Aim: Without altering anything, repeat each of the records.

The data:
+++++
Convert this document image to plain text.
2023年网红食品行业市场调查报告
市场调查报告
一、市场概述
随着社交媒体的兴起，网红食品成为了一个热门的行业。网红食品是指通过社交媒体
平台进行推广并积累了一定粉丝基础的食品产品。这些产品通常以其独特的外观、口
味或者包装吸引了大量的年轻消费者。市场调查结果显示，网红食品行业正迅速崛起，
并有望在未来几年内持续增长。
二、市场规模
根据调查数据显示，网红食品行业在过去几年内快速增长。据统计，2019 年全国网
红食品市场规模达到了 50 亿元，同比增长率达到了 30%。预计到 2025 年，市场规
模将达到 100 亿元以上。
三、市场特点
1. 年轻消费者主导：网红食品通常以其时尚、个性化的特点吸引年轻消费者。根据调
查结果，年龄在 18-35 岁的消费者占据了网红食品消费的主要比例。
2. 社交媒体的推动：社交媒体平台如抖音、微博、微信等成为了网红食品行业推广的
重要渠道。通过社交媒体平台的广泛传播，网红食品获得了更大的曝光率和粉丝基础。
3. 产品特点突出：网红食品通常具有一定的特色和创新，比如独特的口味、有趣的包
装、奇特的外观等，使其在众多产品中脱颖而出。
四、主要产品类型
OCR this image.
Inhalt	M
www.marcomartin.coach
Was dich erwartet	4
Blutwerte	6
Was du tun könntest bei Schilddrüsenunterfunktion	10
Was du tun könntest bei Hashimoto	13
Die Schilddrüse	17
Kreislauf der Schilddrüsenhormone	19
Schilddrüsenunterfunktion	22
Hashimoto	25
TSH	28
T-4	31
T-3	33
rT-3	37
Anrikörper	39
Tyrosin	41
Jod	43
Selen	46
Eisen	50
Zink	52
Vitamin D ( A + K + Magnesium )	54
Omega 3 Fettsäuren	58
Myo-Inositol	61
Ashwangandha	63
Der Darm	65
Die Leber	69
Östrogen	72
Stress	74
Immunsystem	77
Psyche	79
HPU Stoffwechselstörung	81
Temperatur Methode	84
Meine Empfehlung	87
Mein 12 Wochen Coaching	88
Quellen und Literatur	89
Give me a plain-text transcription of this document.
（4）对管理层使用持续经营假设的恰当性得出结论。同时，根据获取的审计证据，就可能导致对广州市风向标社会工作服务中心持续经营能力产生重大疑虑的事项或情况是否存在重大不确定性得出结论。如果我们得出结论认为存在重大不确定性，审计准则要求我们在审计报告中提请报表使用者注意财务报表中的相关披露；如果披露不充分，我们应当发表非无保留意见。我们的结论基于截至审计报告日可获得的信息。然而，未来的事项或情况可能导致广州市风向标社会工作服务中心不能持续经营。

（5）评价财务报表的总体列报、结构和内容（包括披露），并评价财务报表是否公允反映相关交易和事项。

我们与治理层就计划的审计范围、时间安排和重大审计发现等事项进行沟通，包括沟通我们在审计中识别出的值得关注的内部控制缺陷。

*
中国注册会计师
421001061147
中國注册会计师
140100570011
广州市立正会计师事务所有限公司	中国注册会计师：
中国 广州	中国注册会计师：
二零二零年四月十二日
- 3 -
+++++
The solution:
Convert this document image to plain text.
2023年网红食品行业市场调查报告
市场调查报告
一、市场概述
随着社交媒体的兴起，网红食品成为了一个热门的行业。网红食品是指通过社交媒体
平台进行推广并积累了一定粉丝基础的食品产品。这些产品通常以其独特的外观、口
味或者包装吸引了大量的年轻消费者。市场调查结果显示，网红食品行业正迅速崛起，
并有望在未来几年内持续增长。
二、市场规模
根据调查数据显示，网红食品行业在过去几年内快速增长。据统计，2019 年全国网
红食品市场规模达到了 50 亿元，同比增长率达到了 30%。预计到 2025 年，市场规
模将达到 100 亿元以上。
三、市场特点
1. 年轻消费者主导：网红食品通常以其时尚、个性化的特点吸引年轻消费者。根据调
查结果，年龄在 18-35 岁的消费者占据了网红食品消费的主要比例。
2. 社交媒体的推动：社交媒体平台如抖音、微博、微信等成为了网红食品行业推广的
重要渠道。通过社交媒体平台的广泛传播，网红食品获得了更大的曝光率和粉丝基础。
3. 产品特点突出：网红食品通常具有一定的特色和创新，比如独特的口味、有趣的包
装、奇特的外观等，使其在众多产品中脱颖而出。
四、主要产品类型
OCR this image.
Inhalt	M
www.marcomartin.coach
Was dich erwartet	4
Blutwerte	6
Was du tun könntest bei Schilddrüsenunterfunktion	10
Was du tun könntest bei Hashimoto	13
Die Schilddrüse	17
Kreislauf der Schilddrüsenhormone	19
Schilddrüsenunterfunktion	22
Hashimoto	25
TSH	28
T-4	31
T-3	33
rT-3	37
Anrikörper	39
Tyrosin	41
Jod	43
Selen	46
Eisen	50
Zink	52
Vitamin D ( A + K + Magnesium )	54
Omega 3 Fettsäuren	58
Myo-Inositol	61
Ashwangandha	63
Der Darm	65
Die Leber	69
Östrogen	72
Stress	74
Immunsystem	77
Psyche	79
HPU Stoffwechselstörung	81
Temperatur Methode	84
Meine Empfehlung	87
Mein 12 Wochen Coaching	88
Quellen und Literatur	89
Give me a plain-text transcription of this document.
（4）对管理层使用持续经营假设的恰当性得出结论。同时，根据获取的审计证据，就可能导致对广州市风向标社会工作服务中心持续经营能力产生重大疑虑的事项或情况是否存在重大不确定性得出结论。如果我们得出结论认为存在重大不确定性，审计准则要求我们在审计报告中提请报表使用者注意财务报表中的相关披露；如果披露不充分，我们应当发表非无保留意见。我们的结论基于截至审计报告日可获得的信息。然而，未来的事项或情况可能导致广州市风向标社会工作服务中心不能持续经营。

（5）评价财务报表的总体列报、结构和内容（包括披露），并评价财务报表是否公允反映相关交易和事项。

我们与治理层就计划的审计范围、时间安排和重大审计发现等事项进行沟通，包括沟通我们在审计中识别出的值得关注的内部控制缺陷。

*
中国注册会计师
421001061147
中國注册会计师
140100570011
广州市立正会计师事务所有限公司	中国注册会计师：
中国 广州	中国注册会计师：
二零二零年四月十二日
- 3 -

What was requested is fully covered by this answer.